| DO THIS |
Each record below must be returned exactly as shown.

| DATA SHOWN |
* begin *
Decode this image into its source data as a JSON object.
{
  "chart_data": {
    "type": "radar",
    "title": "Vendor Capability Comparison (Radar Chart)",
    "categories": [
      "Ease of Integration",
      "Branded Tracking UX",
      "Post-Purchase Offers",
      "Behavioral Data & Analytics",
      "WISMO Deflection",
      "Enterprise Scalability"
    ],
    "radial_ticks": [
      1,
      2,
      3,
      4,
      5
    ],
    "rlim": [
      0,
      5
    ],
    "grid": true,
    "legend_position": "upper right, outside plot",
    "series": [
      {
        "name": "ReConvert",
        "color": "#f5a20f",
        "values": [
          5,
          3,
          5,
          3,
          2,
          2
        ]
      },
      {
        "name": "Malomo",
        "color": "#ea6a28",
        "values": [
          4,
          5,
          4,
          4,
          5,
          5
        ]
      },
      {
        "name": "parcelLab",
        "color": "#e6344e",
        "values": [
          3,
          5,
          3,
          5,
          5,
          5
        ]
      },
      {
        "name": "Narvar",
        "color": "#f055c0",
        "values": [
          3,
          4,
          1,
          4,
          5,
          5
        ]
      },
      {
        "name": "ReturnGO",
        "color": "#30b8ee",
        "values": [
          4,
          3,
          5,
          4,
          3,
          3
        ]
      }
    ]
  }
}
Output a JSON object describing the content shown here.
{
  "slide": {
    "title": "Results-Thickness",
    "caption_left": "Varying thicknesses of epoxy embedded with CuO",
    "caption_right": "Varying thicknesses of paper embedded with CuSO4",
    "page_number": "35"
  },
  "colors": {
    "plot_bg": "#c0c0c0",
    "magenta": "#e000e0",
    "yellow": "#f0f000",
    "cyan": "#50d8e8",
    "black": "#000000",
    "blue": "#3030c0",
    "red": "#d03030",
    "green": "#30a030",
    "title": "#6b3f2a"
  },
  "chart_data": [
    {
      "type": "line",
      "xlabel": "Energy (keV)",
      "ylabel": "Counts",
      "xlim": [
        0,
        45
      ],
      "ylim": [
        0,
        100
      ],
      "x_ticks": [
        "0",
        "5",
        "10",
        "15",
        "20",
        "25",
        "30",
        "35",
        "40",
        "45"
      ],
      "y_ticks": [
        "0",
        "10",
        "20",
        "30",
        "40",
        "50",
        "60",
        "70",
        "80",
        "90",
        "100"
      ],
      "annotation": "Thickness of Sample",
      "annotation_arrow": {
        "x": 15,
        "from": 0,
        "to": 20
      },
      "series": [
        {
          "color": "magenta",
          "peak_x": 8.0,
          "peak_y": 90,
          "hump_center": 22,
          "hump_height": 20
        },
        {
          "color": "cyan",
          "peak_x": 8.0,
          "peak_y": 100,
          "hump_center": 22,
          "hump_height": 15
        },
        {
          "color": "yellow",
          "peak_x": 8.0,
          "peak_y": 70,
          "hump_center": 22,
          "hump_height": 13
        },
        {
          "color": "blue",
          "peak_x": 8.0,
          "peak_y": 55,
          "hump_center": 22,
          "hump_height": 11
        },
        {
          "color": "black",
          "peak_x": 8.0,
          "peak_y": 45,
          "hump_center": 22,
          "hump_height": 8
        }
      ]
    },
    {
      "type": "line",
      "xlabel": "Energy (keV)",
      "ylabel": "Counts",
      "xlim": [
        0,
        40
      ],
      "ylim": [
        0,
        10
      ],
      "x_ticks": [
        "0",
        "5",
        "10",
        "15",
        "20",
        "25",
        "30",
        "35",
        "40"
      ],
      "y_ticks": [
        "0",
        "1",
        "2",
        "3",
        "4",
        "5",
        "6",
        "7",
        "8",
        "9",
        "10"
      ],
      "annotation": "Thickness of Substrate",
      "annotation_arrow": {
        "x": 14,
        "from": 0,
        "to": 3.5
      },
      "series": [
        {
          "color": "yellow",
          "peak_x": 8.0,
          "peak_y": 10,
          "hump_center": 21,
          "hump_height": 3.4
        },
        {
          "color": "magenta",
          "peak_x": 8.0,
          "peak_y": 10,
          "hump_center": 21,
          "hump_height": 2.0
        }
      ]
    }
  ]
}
* end *
| FULL SOLUTION |
Decode this image into its source data as a JSON object.
{
  "chart_data": {
    "type": "radar",
    "title": "Vendor Capability Comparison (Radar Chart)",
    "categories": [
      "Ease of Integration",
      "Branded Tracking UX",
      "Post-Purchase Offers",
      "Behavioral Data & Analytics",
      "WISMO Deflection",
      "Enterprise Scalability"
    ],
    "radial_ticks": [
      1,
      2,
      3,
      4,
      5
    ],
    "rlim": [
      0,
      5
    ],
    "grid": true,
    "legend_position": "upper right, outside plot",
    "series": [
      {
        "name": "ReConvert",
        "color": "#f5a20f",
        "values": [
          5,
          3,
          5,
          3,
          2,
          2
        ]
      },
      {
        "name": "Malomo",
        "color": "#ea6a28",
        "values": [
          4,
          5,
          4,
          4,
          5,
          5
        ]
      },
      {
        "name": "parcelLab",
        "color": "#e6344e",
        "values": [
          3,
          5,
          3,
          5,
          5,
          5
        ]
      },
      {
        "name": "Narvar",
        "color": "#f055c0",
        "values": [
          3,
          4,
          1,
          4,
          5,
          5
        ]
      },
      {
        "name": "ReturnGO",
        "color": "#30b8ee",
        "values": [
          4,
          3,
          5,
          4,
          3,
          3
        ]
      }
    ]
  }
}
Output a JSON object describing the content shown here.
{
  "slide": {
    "title": "Results-Thickness",
    "caption_left": "Varying thicknesses of epoxy embedded with CuO",
    "caption_right": "Varying thicknesses of paper embedded with CuSO4",
    "page_number": "35"
  },
  "colors": {
    "plot_bg": "#c0c0c0",
    "magenta": "#e000e0",
    "yellow": "#f0f000",
    "cyan": "#50d8e8",
    "black": "#000000",
    "blue": "#3030c0",
    "red": "#d03030",
    "green": "#30a030",
    "title": "#6b3f2a"
  },
  "chart_data": [
    {
      "type": "line",
      "xlabel": "Energy (keV)",
      "ylabel": "Counts",
      "xlim": [
        0,
        45
      ],
      "ylim": [
        0,
        100
      ],
      "x_ticks": [
        "0",
        "5",
        "10",
        "15",
        "20",
        "25",
        "30",
        "35",
        "40",
        "45"
      ],
      "y_ticks": [
        "0",
        "10",
        "20",
        "30",
        "40",
        "50",
        "60",
        "70",
        "80",
        "90",
        "100"
      ],
      "annotation": "Thickness of Sample",
      "annotation_arrow": {
        "x": 15,
        "from": 0,
        "to": 20
      },
      "series": [
        {
          "color": "magenta",
          "peak_x": 8.0,
          "peak_y": 90,
          "hump_center": 22,
          "hump_height": 20
        },
        {
          "color": "cyan",
          "peak_x": 8.0,
          "peak_y": 100,
          "hump_center": 22,
          "hump_height": 15
        },
        {
          "color": "yellow",
          "peak_x": 8.0,
          "peak_y": 70,
          "hump_center": 22,
          "hump_height": 13
        },
        {
          "color": "blue",
          "peak_x": 8.0,
          "peak_y": 55,
          "hump_center": 22,
          "hump_height": 11
        },
        {
          "color": "black",
          "peak_x": 8.0,
          "peak_y": 45,
          "hump_center": 22,
          "hump_height": 8
        }
      ]
    },
    {
      "type": "line",
      "xlabel": "Energy (keV)",
      "ylabel": "Counts",
      "xlim": [
        0,
        40
      ],
      "ylim": [
        0,
        10
      ],
      "x_ticks": [
        "0",
        "5",
        "10",
        "15",
        "20",
        "25",
        "30",
        "35",
        "40"
      ],
      "y_ticks": [
        "0",
        "1",
        "2",
        "3",
        "4",
        "5",
        "6",
        "7",
        "8",
        "9",
        "10"
      ],
      "annotation": "Thickness of Substrate",
      "annotation_arrow": {
        "x": 14,
        "from": 0,
        "to": 3.5
      },
      "series": [
        {
          "color": "yellow",
          "peak_x": 8.0,
          "peak_y": 10,
          "hump_center": 21,
          "hump_height": 3.4
        },
        {
          "color": "magenta",
          "peak_x": 8.0,
          "peak_y": 10,
          "hump_center": 21,
          "hump_height": 2.0
        }
      ]
    }
  ]
}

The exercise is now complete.